# Available data
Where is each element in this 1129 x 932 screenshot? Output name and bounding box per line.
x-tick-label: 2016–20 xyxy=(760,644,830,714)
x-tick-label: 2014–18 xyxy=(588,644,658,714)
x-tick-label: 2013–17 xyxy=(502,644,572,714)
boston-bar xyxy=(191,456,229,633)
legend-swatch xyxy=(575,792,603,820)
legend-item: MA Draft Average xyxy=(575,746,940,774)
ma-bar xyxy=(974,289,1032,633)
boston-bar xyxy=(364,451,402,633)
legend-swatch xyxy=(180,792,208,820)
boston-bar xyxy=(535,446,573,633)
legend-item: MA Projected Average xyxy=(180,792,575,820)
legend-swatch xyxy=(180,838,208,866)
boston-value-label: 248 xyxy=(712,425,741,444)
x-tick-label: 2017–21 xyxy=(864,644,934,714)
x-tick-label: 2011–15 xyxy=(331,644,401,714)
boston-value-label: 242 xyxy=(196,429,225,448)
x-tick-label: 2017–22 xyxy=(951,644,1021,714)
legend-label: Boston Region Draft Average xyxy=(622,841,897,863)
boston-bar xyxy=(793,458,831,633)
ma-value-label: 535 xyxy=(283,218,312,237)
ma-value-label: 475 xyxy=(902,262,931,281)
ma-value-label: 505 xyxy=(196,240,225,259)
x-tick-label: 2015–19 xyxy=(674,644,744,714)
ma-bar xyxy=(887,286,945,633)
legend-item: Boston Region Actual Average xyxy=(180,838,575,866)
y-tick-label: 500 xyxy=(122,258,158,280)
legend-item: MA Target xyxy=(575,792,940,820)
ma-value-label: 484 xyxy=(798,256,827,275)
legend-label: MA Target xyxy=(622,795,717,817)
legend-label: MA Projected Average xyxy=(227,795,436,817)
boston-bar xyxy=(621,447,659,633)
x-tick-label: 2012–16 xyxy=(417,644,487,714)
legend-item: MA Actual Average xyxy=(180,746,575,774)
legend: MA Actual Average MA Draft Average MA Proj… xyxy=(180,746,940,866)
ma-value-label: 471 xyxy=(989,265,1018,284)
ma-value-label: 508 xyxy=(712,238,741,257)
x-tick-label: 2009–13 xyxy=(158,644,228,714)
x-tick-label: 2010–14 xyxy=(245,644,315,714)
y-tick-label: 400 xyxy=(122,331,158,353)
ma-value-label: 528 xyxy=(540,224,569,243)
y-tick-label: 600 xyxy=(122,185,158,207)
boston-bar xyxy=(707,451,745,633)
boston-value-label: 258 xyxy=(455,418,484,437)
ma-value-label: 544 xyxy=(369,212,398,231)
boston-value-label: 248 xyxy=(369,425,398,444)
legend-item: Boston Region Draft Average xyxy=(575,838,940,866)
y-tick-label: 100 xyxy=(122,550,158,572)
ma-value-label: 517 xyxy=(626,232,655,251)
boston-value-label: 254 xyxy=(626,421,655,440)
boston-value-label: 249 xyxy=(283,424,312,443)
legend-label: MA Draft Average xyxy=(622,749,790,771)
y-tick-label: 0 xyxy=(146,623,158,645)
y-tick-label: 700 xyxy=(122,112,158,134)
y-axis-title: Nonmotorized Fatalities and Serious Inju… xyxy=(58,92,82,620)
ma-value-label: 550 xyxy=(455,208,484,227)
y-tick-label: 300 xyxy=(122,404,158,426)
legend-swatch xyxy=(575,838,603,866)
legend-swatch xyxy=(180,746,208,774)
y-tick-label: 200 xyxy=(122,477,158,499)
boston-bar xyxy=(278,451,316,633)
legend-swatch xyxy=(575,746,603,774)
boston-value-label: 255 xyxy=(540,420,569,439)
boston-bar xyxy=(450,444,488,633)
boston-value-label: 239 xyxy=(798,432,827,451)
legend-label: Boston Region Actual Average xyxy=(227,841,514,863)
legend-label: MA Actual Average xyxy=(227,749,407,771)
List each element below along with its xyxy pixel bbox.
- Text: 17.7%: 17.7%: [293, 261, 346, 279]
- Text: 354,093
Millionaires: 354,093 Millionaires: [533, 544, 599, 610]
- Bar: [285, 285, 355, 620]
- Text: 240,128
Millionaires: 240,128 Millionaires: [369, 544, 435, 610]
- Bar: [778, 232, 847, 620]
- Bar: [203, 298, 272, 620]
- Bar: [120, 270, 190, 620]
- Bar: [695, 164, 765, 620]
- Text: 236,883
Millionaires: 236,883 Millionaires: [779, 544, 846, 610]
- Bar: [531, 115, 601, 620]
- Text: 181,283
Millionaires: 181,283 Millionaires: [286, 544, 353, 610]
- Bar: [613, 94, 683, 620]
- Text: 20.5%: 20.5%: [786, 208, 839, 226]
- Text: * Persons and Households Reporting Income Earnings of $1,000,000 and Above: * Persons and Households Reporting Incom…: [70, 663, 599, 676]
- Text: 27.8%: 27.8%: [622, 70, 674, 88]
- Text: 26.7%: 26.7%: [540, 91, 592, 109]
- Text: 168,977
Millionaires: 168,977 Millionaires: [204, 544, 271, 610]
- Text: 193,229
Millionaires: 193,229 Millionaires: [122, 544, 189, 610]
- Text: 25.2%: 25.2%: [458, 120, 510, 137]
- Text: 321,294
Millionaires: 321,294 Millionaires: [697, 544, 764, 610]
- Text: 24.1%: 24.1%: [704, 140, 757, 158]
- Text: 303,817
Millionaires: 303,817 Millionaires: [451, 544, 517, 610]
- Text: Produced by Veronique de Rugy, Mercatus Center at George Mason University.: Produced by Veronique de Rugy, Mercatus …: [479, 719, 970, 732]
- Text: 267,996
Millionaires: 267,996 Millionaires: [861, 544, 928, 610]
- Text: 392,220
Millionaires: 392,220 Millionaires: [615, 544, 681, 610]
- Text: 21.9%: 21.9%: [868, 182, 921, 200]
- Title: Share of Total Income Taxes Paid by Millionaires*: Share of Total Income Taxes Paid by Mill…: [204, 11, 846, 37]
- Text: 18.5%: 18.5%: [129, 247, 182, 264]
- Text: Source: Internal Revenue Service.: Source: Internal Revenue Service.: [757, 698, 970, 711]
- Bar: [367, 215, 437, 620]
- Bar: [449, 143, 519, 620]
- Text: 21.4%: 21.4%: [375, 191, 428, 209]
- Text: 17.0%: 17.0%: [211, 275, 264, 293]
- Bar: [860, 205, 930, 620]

# What this task involves
Copy out all of the records above again, line for line, without changing a single character.

# Solution
Where is each element in this 1129 x 932 screenshot? Output name and bounding box per line.
x-tick-label: 2016–20 xyxy=(760,644,830,714)
x-tick-label: 2014–18 xyxy=(588,644,658,714)
x-tick-label: 2013–17 xyxy=(502,644,572,714)
boston-bar xyxy=(191,456,229,633)
legend-swatch xyxy=(575,792,603,820)
legend-item: MA Draft Average xyxy=(575,746,940,774)
ma-bar xyxy=(974,289,1032,633)
boston-bar xyxy=(364,451,402,633)
legend-swatch xyxy=(180,792,208,820)
boston-bar xyxy=(535,446,573,633)
legend-item: MA Projected Average xyxy=(180,792,575,820)
legend-swatch xyxy=(180,838,208,866)
boston-value-label: 248 xyxy=(712,425,741,444)
x-tick-label: 2017–21 xyxy=(864,644,934,714)
x-tick-label: 2011–15 xyxy=(331,644,401,714)
boston-value-label: 242 xyxy=(196,429,225,448)
x-tick-label: 2017–22 xyxy=(951,644,1021,714)
legend-label: Boston Region Draft Average xyxy=(622,841,897,863)
boston-bar xyxy=(793,458,831,633)
ma-value-label: 535 xyxy=(283,218,312,237)
ma-value-label: 475 xyxy=(902,262,931,281)
ma-value-label: 505 xyxy=(196,240,225,259)
x-tick-label: 2015–19 xyxy=(674,644,744,714)
ma-bar xyxy=(887,286,945,633)
legend-item: Boston Region Actual Average xyxy=(180,838,575,866)
y-tick-label: 500 xyxy=(122,258,158,280)
legend-item: MA Target xyxy=(575,792,940,820)
ma-value-label: 484 xyxy=(798,256,827,275)
legend-label: MA Target xyxy=(622,795,717,817)
legend-label: MA Projected Average xyxy=(227,795,436,817)
boston-bar xyxy=(621,447,659,633)
x-tick-label: 2012–16 xyxy=(417,644,487,714)
legend-item: MA Actual Average xyxy=(180,746,575,774)
legend: MA Actual Average MA Draft Average MA Proj… xyxy=(180,746,940,866)
ma-value-label: 471 xyxy=(989,265,1018,284)
ma-value-label: 508 xyxy=(712,238,741,257)
x-tick-label: 2009–13 xyxy=(158,644,228,714)
x-tick-label: 2010–14 xyxy=(245,644,315,714)
y-tick-label: 400 xyxy=(122,331,158,353)
ma-value-label: 528 xyxy=(540,224,569,243)
y-tick-label: 600 xyxy=(122,185,158,207)
boston-bar xyxy=(707,451,745,633)
boston-value-label: 258 xyxy=(455,418,484,437)
ma-value-label: 544 xyxy=(369,212,398,231)
boston-value-label: 248 xyxy=(369,425,398,444)
legend-item: Boston Region Draft Average xyxy=(575,838,940,866)
y-tick-label: 100 xyxy=(122,550,158,572)
ma-value-label: 517 xyxy=(626,232,655,251)
boston-value-label: 254 xyxy=(626,421,655,440)
boston-value-label: 249 xyxy=(283,424,312,443)
legend-label: MA Draft Average xyxy=(622,749,790,771)
y-tick-label: 0 xyxy=(146,623,158,645)
y-tick-label: 700 xyxy=(122,112,158,134)
y-axis-title: Nonmotorized Fatalities and Serious Inju… xyxy=(58,92,82,620)
ma-value-label: 550 xyxy=(455,208,484,227)
y-tick-label: 300 xyxy=(122,404,158,426)
legend-swatch xyxy=(575,838,603,866)
legend-swatch xyxy=(180,746,208,774)
y-tick-label: 200 xyxy=(122,477,158,499)
boston-bar xyxy=(278,451,316,633)
legend-swatch xyxy=(575,746,603,774)
boston-value-label: 255 xyxy=(540,420,569,439)
boston-bar xyxy=(450,444,488,633)
boston-value-label: 239 xyxy=(798,432,827,451)
legend-label: Boston Region Actual Average xyxy=(227,841,514,863)
legend-label: MA Actual Average xyxy=(227,749,407,771)
List each element below along with its xyxy pixel bbox.
- Text: 17.7%: 17.7%: [293, 261, 346, 279]
- Text: 354,093
Millionaires: 354,093 Millionaires: [533, 544, 599, 610]
- Bar: [285, 285, 355, 620]
- Text: 240,128
Millionaires: 240,128 Millionaires: [369, 544, 435, 610]
- Bar: [778, 232, 847, 620]
- Bar: [203, 298, 272, 620]
- Bar: [120, 270, 190, 620]
- Bar: [695, 164, 765, 620]
- Text: 236,883
Millionaires: 236,883 Millionaires: [779, 544, 846, 610]
- Bar: [531, 115, 601, 620]
- Text: 181,283
Millionaires: 181,283 Millionaires: [286, 544, 353, 610]
- Bar: [613, 94, 683, 620]
- Text: 20.5%: 20.5%: [786, 208, 839, 226]
- Text: * Persons and Households Reporting Income Earnings of $1,000,000 and Above: * Persons and Households Reporting Incom…: [70, 663, 599, 676]
- Text: 27.8%: 27.8%: [622, 70, 674, 88]
- Text: 26.7%: 26.7%: [540, 91, 592, 109]
- Text: 168,977
Millionaires: 168,977 Millionaires: [204, 544, 271, 610]
- Text: 193,229
Millionaires: 193,229 Millionaires: [122, 544, 189, 610]
- Text: 25.2%: 25.2%: [458, 120, 510, 137]
- Text: 321,294
Millionaires: 321,294 Millionaires: [697, 544, 764, 610]
- Text: 24.1%: 24.1%: [704, 140, 757, 158]
- Text: 303,817
Millionaires: 303,817 Millionaires: [451, 544, 517, 610]
- Text: Produced by Veronique de Rugy, Mercatus Center at George Mason University.: Produced by Veronique de Rugy, Mercatus …: [479, 719, 970, 732]
- Text: 267,996
Millionaires: 267,996 Millionaires: [861, 544, 928, 610]
- Text: 392,220
Millionaires: 392,220 Millionaires: [615, 544, 681, 610]
- Text: 21.9%: 21.9%: [868, 182, 921, 200]
- Title: Share of Total Income Taxes Paid by Millionaires*: Share of Total Income Taxes Paid by Mill…: [204, 11, 846, 37]
- Text: 18.5%: 18.5%: [129, 247, 182, 264]
- Text: Source: Internal Revenue Service.: Source: Internal Revenue Service.: [757, 698, 970, 711]
- Bar: [367, 215, 437, 620]
- Bar: [449, 143, 519, 620]
- Text: 21.4%: 21.4%: [375, 191, 428, 209]
- Text: 17.0%: 17.0%: [211, 275, 264, 293]
- Bar: [860, 205, 930, 620]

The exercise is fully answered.